_INSTRUCTIONS TO FOLLOW_.
Search the listing below for the string "this" and copy every line where it occurs.
◆ ◆ ◆ ◆ ◆ ◆ ◆
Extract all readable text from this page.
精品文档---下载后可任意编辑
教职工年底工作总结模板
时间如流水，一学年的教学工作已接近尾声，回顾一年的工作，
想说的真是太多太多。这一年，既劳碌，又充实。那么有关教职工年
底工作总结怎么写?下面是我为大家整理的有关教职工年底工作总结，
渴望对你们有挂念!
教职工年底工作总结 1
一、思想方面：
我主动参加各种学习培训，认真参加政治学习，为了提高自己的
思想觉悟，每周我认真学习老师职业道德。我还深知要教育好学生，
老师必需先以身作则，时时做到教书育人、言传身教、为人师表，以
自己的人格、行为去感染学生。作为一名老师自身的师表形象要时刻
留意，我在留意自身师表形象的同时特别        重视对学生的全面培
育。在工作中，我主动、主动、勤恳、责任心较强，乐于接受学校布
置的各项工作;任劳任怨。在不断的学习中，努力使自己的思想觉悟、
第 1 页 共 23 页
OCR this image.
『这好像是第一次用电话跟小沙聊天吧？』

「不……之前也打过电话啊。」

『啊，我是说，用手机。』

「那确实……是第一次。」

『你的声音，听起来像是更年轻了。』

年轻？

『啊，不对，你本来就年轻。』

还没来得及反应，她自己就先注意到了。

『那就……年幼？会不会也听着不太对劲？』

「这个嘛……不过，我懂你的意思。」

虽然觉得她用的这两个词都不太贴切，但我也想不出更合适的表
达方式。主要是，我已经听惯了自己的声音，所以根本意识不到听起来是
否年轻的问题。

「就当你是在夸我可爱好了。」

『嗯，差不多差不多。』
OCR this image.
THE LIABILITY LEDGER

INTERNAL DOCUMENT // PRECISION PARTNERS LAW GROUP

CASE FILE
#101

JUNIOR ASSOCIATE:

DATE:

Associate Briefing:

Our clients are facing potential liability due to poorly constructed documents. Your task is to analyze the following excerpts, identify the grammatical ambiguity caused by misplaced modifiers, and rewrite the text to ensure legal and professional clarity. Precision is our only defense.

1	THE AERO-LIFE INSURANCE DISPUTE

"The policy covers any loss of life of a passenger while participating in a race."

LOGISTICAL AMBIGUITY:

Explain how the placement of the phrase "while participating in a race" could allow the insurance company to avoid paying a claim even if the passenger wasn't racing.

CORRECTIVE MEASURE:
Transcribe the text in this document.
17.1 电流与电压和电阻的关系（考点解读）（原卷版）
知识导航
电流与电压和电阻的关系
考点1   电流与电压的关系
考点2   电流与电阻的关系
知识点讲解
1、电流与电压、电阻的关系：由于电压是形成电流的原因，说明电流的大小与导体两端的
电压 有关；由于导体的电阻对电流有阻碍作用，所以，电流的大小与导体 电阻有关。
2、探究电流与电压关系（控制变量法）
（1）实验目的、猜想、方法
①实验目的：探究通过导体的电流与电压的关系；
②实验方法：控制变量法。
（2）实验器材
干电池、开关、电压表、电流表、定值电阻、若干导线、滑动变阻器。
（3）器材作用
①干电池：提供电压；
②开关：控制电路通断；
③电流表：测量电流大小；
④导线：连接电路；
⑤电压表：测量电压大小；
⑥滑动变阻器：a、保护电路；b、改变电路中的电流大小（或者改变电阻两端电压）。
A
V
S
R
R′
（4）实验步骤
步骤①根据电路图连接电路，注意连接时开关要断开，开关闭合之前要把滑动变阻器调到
◆ ◆ ◆ ◆ ◆ ◆ ◆
_RESPONSE_.
Extract all readable text from this page.
OCR this image.
OCR this image.
Transcribe the text in this document.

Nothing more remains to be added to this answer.